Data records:
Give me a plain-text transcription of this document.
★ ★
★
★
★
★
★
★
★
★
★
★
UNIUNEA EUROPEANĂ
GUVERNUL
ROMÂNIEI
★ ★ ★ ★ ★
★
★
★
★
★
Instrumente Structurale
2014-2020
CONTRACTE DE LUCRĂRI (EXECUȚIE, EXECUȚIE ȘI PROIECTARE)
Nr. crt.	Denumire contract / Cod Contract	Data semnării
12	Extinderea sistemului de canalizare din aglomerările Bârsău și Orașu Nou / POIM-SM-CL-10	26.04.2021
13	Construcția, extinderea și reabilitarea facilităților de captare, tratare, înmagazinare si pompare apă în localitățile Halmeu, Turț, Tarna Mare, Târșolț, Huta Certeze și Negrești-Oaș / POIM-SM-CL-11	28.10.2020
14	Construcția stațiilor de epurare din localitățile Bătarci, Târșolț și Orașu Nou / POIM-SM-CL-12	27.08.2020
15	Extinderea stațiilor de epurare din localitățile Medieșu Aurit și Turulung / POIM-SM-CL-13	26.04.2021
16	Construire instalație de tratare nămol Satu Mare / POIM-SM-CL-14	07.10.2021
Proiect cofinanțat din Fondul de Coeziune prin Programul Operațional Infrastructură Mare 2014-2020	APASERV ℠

SHORT EXERCISE:
What do the records say? Quote them all exactly.

REPLY TO THE EXERCISE:
Give me a plain-text transcription of this document.
★ ★
★
★
★
★
★
★
★
★
★
★
UNIUNEA EUROPEANĂ
GUVERNUL
ROMÂNIEI
★ ★ ★ ★ ★
★
★
★
★
★
Instrumente Structurale
2014-2020
CONTRACTE DE LUCRĂRI (EXECUȚIE, EXECUȚIE ȘI PROIECTARE)
Nr. crt.	Denumire contract / Cod Contract	Data semnării
12	Extinderea sistemului de canalizare din aglomerările Bârsău și Orașu Nou / POIM-SM-CL-10	26.04.2021
13	Construcția, extinderea și reabilitarea facilităților de captare, tratare, înmagazinare si pompare apă în localitățile Halmeu, Turț, Tarna Mare, Târșolț, Huta Certeze și Negrești-Oaș / POIM-SM-CL-11	28.10.2020
14	Construcția stațiilor de epurare din localitățile Bătarci, Târșolț și Orașu Nou / POIM-SM-CL-12	27.08.2020
15	Extinderea stațiilor de epurare din localitățile Medieșu Aurit și Turulung / POIM-SM-CL-13	26.04.2021
16	Construire instalație de tratare nămol Satu Mare / POIM-SM-CL-14	07.10.2021
Proiect cofinanțat din Fondul de Coeziune prin Programul Operațional Infrastructură Mare 2014-2020	APASERV ℠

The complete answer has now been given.